━━ Data to use

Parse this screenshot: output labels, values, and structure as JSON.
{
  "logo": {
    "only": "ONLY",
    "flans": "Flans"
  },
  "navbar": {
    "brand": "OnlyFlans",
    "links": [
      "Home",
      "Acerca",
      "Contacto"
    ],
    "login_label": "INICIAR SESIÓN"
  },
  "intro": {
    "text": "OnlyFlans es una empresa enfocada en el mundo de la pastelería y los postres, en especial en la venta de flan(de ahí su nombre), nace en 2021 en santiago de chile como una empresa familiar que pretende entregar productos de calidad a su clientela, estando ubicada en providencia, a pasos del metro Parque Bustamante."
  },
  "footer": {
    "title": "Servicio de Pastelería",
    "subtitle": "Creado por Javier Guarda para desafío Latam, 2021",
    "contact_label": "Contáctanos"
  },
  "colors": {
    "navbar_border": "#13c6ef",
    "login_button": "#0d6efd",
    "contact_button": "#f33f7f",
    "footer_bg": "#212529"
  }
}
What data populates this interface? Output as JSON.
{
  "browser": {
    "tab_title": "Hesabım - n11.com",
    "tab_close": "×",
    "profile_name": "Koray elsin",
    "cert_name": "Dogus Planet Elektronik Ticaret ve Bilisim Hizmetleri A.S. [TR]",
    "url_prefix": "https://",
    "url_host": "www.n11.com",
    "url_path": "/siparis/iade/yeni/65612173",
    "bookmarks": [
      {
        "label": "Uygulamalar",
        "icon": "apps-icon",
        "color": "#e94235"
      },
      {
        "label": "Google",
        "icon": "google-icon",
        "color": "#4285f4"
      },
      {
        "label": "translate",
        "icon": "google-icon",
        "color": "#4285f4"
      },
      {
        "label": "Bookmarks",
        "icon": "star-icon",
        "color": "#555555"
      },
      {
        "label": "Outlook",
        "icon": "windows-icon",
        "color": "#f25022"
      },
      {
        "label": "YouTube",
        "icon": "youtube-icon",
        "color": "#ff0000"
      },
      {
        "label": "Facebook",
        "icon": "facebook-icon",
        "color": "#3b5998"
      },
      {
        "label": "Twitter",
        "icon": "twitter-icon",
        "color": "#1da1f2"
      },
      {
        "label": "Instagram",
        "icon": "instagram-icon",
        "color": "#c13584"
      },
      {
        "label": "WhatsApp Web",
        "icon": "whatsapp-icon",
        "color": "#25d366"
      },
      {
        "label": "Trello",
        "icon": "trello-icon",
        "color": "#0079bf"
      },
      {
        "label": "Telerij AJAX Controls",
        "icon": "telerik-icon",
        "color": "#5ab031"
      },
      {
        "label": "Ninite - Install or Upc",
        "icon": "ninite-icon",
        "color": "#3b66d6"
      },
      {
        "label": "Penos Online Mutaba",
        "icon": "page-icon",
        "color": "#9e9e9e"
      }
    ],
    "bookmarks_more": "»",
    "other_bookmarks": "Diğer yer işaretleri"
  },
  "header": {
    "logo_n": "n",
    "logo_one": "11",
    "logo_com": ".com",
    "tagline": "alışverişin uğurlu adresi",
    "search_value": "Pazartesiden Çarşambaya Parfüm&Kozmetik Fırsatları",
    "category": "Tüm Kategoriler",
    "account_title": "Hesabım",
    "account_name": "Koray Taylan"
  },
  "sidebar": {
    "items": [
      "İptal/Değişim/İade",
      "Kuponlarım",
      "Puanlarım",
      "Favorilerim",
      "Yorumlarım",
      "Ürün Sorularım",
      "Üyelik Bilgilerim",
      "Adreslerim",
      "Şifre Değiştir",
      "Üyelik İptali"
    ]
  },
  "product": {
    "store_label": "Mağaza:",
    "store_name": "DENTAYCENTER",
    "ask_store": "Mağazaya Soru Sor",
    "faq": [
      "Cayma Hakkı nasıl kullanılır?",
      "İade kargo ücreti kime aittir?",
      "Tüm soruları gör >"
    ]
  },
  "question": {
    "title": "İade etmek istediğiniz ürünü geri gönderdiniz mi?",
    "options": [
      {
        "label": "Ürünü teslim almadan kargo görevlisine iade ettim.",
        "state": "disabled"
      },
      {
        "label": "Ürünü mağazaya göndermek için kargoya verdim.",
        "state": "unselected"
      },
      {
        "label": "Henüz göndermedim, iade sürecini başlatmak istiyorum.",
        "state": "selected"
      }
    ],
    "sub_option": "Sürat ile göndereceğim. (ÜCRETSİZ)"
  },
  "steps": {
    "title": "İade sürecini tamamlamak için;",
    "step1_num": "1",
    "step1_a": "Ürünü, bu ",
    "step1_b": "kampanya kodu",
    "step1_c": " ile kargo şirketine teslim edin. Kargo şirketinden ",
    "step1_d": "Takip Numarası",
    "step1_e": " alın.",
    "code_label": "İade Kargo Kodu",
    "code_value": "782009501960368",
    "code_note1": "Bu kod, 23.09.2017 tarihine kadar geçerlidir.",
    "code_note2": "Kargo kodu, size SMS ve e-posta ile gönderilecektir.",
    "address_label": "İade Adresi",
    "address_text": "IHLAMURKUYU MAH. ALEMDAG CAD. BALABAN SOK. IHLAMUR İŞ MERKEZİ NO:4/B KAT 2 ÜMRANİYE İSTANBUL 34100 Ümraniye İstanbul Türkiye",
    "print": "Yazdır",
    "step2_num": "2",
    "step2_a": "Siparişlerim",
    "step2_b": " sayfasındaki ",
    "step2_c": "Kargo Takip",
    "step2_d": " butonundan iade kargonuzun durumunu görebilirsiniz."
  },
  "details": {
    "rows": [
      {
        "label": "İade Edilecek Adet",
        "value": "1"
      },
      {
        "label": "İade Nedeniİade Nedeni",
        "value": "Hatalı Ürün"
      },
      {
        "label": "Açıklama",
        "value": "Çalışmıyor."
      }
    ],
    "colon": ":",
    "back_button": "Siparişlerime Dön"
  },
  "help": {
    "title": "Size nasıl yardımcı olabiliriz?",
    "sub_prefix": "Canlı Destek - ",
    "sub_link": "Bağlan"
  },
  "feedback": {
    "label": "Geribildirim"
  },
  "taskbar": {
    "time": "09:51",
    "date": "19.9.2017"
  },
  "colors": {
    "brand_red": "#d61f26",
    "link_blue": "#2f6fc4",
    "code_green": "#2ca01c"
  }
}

━━━━

**Exercise brief**
Look through the entries above. Extract each line with the word "this".

**Final result**
Parse this screenshot: output labels, values, and structure as JSON.
What data populates this interface? Output as JSON.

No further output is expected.